*Your task*.
Exactly as written, please set down all of the entries again, with no pictures.

━━━━━ Records for processing ━━━━━

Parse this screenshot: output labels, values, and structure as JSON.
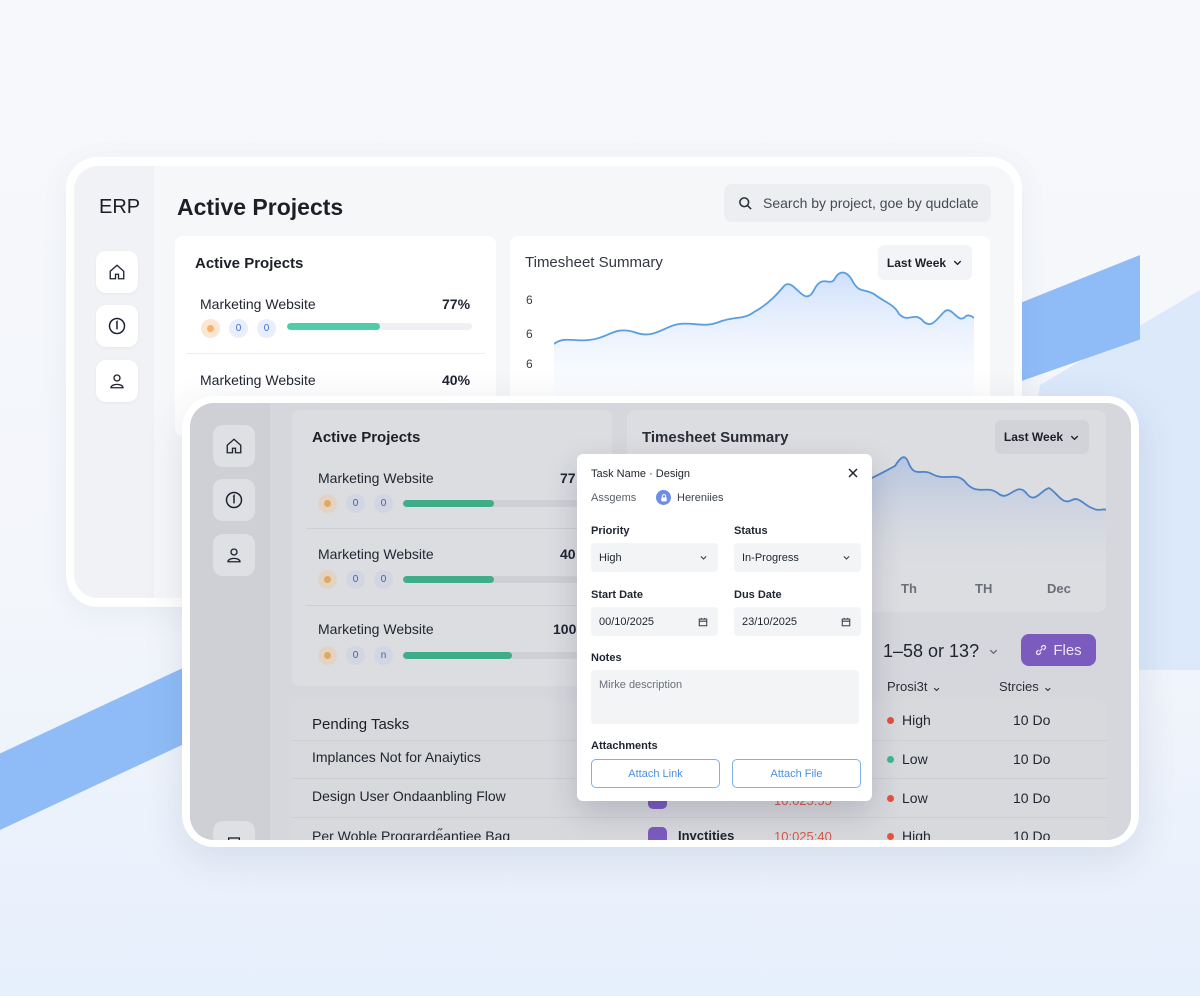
{
  "colors": {
    "accent_green": "#4fcda8",
    "accent_blue": "#8fbcf7",
    "purple": "#7b5bbe",
    "alert_red": "#d45b48"
  },
  "back": {
    "logo": "ERP",
    "page_title": "Active Projects",
    "search_placeholder": "Search by project, goe by qudclate",
    "projects_card_title": "Active Projects",
    "projects": [
      {
        "name": "Marketing Website",
        "percent": "77%",
        "progress": 0.5,
        "badges": [
          "0",
          "0"
        ]
      },
      {
        "name": "Marketing Website",
        "percent": "40%"
      }
    ],
    "timesheet_title": "Timesheet Summary",
    "period": "Last Week",
    "y_ticks": [
      "6",
      "6",
      "6"
    ]
  },
  "front": {
    "projects_card_title": "Active Projects",
    "projects": [
      {
        "name": "Marketing Website",
        "percent": "77",
        "progress": 0.52,
        "badges": [
          "0",
          "0"
        ]
      },
      {
        "name": "Marketing Website",
        "percent": "40",
        "progress": 0.52,
        "badges": [
          "0",
          "0"
        ]
      },
      {
        "name": "Marketing Website",
        "percent": "100",
        "progress": 0.62,
        "badges": [
          "0",
          "n"
        ]
      }
    ],
    "timesheet_title": "Timesheet Summary",
    "period": "Last Week",
    "x_ticks": [
      "Th",
      "TH",
      "Dec"
    ],
    "range_label": "1–58 or 13?",
    "files_button": "Fles",
    "pending_title": "Pending Tasks",
    "columns": {
      "priority": "Prosi3t",
      "status": "Strcies"
    },
    "tasks": [
      {
        "name": "Implances Not for Anaiytics",
        "priority": "High",
        "priority_color": "#e0533f",
        "status": "10 Do"
      },
      {
        "name": "Design User Ondaanbling Flow",
        "priority": "Low",
        "priority_color": "#3db88b",
        "status": "10 Do",
        "time": "10:025:55"
      },
      {
        "name": "Per Woble Prograrde̋antiee Bag",
        "tag": "Invctities",
        "time": "10:025:40",
        "priority": "High",
        "priority_color": "#e0533f",
        "status": "10 Do"
      }
    ],
    "middle_priority": {
      "priority": "Low",
      "priority_color": "#e0533f",
      "status": "10 Do"
    }
  },
  "modal": {
    "title": "Task Name · Design",
    "assignee_label": "Assgems",
    "assignee_name": "Hereniies",
    "priority_label": "Priority",
    "priority_value": "High",
    "status_label": "Status",
    "status_value": "In-Progress",
    "start_label": "Start Date",
    "start_value": "00/10/2025",
    "due_label": "Dus Date",
    "due_value": "23/10/2025",
    "notes_label": "Notes",
    "notes_placeholder": "Mirke description",
    "attachments_label": "Attachments",
    "attach_link": "Attach Link",
    "attach_file": "Attach File"
  }
}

━━━━━

*Exercise result*.
Parse this screenshot: output labels, values, and structure as JSON.
{
  "colors": {
    "accent_green": "#4fcda8",
    "accent_blue": "#8fbcf7",
    "purple": "#7b5bbe",
    "alert_red": "#d45b48"
  },
  "back": {
    "logo": "ERP",
    "page_title": "Active Projects",
    "search_placeholder": "Search by project, goe by qudclate",
    "projects_card_title": "Active Projects",
    "projects": [
      {
        "name": "Marketing Website",
        "percent": "77%",
        "progress": 0.5,
        "badges": [
          "0",
          "0"
        ]
      },
      {
        "name": "Marketing Website",
        "percent": "40%"
      }
    ],
    "timesheet_title": "Timesheet Summary",
    "period": "Last Week",
    "y_ticks": [
      "6",
      "6",
      "6"
    ]
  },
  "front": {
    "projects_card_title": "Active Projects",
    "projects": [
      {
        "name": "Marketing Website",
        "percent": "77",
        "progress": 0.52,
        "badges": [
          "0",
          "0"
        ]
      },
      {
        "name": "Marketing Website",
        "percent": "40",
        "progress": 0.52,
        "badges": [
          "0",
          "0"
        ]
      },
      {
        "name": "Marketing Website",
        "percent": "100",
        "progress": 0.62,
        "badges": [
          "0",
          "n"
        ]
      }
    ],
    "timesheet_title": "Timesheet Summary",
    "period": "Last Week",
    "x_ticks": [
      "Th",
      "TH",
      "Dec"
    ],
    "range_label": "1–58 or 13?",
    "files_button": "Fles",
    "pending_title": "Pending Tasks",
    "columns": {
      "priority": "Prosi3t",
      "status": "Strcies"
    },
    "tasks": [
      {
        "name": "Implances Not for Anaiytics",
        "priority": "High",
        "priority_color": "#e0533f",
        "status": "10 Do"
      },
      {
        "name": "Design User Ondaanbling Flow",
        "priority": "Low",
        "priority_color": "#3db88b",
        "status": "10 Do",
        "time": "10:025:55"
      },
      {
        "name": "Per Woble Prograrde̋antiee Bag",
        "tag": "Invctities",
        "time": "10:025:40",
        "priority": "High",
        "priority_color": "#e0533f",
        "status": "10 Do"
      }
    ],
    "middle_priority": {
      "priority": "Low",
      "priority_color": "#e0533f",
      "status": "10 Do"
    }
  },
  "modal": {
    "title": "Task Name · Design",
    "assignee_label": "Assgems",
    "assignee_name": "Hereniies",
    "priority_label": "Priority",
    "priority_value": "High",
    "status_label": "Status",
    "status_value": "In-Progress",
    "start_label": "Start Date",
    "start_value": "00/10/2025",
    "due_label": "Dus Date",
    "due_value": "23/10/2025",
    "notes_label": "Notes",
    "notes_placeholder": "Mirke description",
    "attachments_label": "Attachments",
    "attach_link": "Attach Link",
    "attach_file": "Attach File"
  }
}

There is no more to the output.